* _MATERIAL FOR THE TASK_
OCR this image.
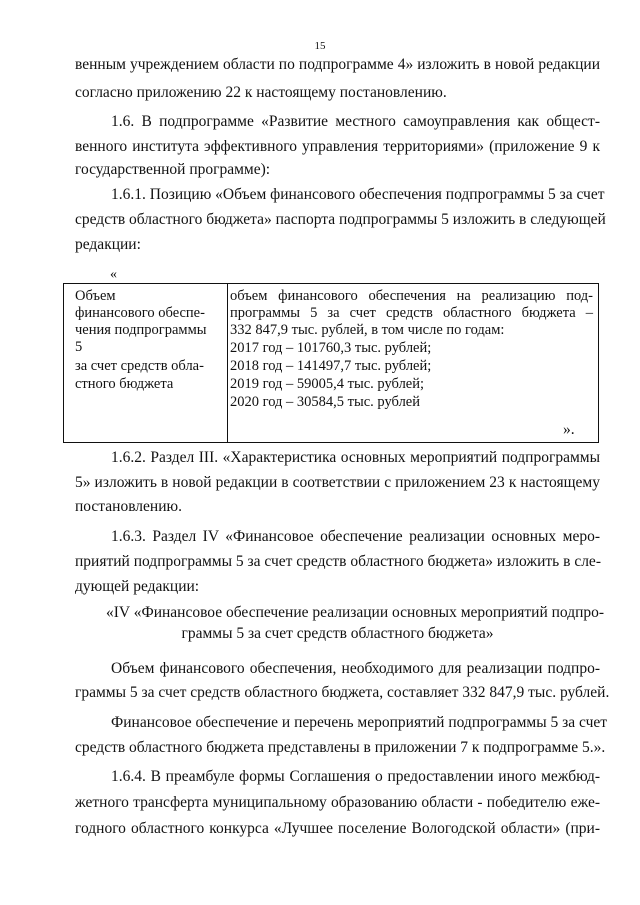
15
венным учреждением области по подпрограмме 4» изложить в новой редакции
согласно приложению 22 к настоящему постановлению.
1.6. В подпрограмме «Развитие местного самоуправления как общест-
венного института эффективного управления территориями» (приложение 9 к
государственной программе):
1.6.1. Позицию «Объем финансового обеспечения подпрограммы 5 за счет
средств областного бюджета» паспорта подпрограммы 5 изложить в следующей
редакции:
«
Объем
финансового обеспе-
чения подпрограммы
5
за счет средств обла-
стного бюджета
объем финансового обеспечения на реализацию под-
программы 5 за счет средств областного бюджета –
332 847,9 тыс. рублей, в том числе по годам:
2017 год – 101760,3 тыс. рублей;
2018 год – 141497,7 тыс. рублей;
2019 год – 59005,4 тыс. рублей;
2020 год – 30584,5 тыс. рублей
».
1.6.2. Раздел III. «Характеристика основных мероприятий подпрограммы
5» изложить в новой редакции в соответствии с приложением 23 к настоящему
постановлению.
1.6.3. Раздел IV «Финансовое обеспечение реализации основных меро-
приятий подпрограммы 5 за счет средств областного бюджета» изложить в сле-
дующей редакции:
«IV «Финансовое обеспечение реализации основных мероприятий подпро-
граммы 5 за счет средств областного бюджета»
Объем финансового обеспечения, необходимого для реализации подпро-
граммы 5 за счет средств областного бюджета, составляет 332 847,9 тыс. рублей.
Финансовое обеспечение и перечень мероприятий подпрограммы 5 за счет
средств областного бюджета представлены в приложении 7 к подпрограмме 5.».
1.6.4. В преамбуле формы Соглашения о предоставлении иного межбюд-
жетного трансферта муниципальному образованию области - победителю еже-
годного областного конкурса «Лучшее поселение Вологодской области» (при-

* _JOB_
Filter out every line that lacks the word "редакции", and copy the rest.

* _TASK SOLUTION_
венным учреждением области по подпрограмме 4» изложить в новой редакции
редакции:
5» изложить в новой редакции в соответствии с приложением 23 к настоящему
дующей редакции:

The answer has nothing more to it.